Dataset records:

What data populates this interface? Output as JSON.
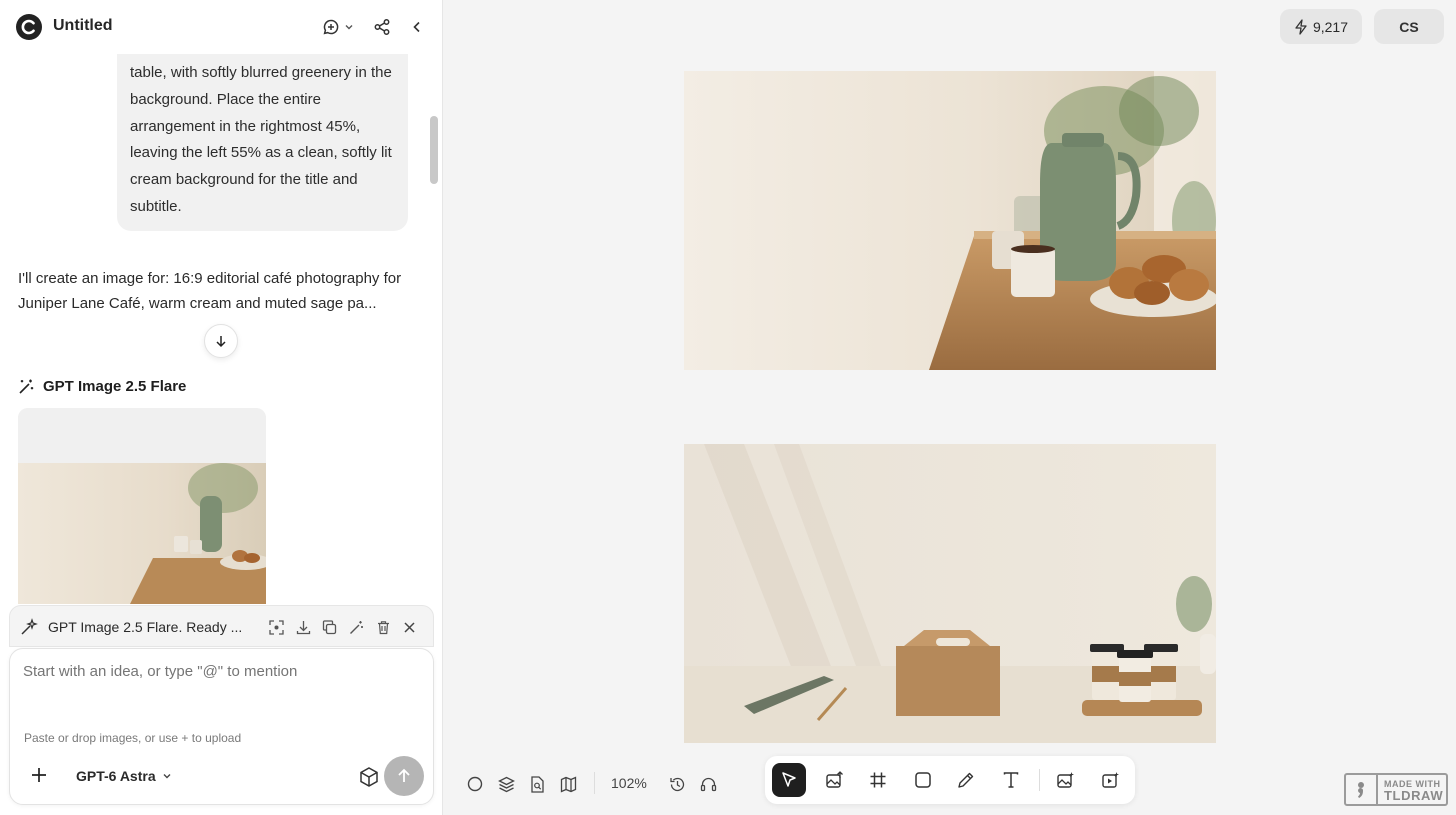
{
  "header": {
    "title": "Untitled"
  },
  "chat": {
    "user_message": "table, with softly blurred greenery in the background. Place the entire arrangement in the rightmost 45%, leaving the left 55% as a clean, softly lit cream background for the title and subtitle.",
    "assistant_message": "I'll create an image for: 16:9 editorial café photography for Juniper Lane Café, warm cream and muted sage pa...",
    "generation_title": "GPT Image 2.5 Flare"
  },
  "status": {
    "text": "GPT Image 2.5 Flare. Ready ..."
  },
  "composer": {
    "placeholder": "Start with an idea, or type \"@\" to mention",
    "hint": "Paste or drop images, or use + to upload",
    "model": "GPT-6 Astra"
  },
  "topbar": {
    "credits": "9,217",
    "user_initials": "CS"
  },
  "canvas_toolbar": {
    "zoom": "102%"
  },
  "badge": {
    "line1": "MADE WITH",
    "line2": "TLDRAW"
  },
  "colors": {
    "accent": "#1f1f1f",
    "sage": "#7c8f72",
    "cream": "#efe8dc",
    "wood": "#b98a57"
  }
}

Exercise aim => Exactly reproduce each record, leaving out any pictures.

Answer to this task =>
What data populates this interface? Output as JSON.
{
  "header": {
    "title": "Untitled"
  },
  "chat": {
    "user_message": "table, with softly blurred greenery in the background. Place the entire arrangement in the rightmost 45%, leaving the left 55% as a clean, softly lit cream background for the title and subtitle.",
    "assistant_message": "I'll create an image for: 16:9 editorial café photography for Juniper Lane Café, warm cream and muted sage pa...",
    "generation_title": "GPT Image 2.5 Flare"
  },
  "status": {
    "text": "GPT Image 2.5 Flare. Ready ..."
  },
  "composer": {
    "placeholder": "Start with an idea, or type \"@\" to mention",
    "hint": "Paste or drop images, or use + to upload",
    "model": "GPT-6 Astra"
  },
  "topbar": {
    "credits": "9,217",
    "user_initials": "CS"
  },
  "canvas_toolbar": {
    "zoom": "102%"
  },
  "badge": {
    "line1": "MADE WITH",
    "line2": "TLDRAW"
  },
  "colors": {
    "accent": "#1f1f1f",
    "sage": "#7c8f72",
    "cream": "#efe8dc",
    "wood": "#b98a57"
  }
}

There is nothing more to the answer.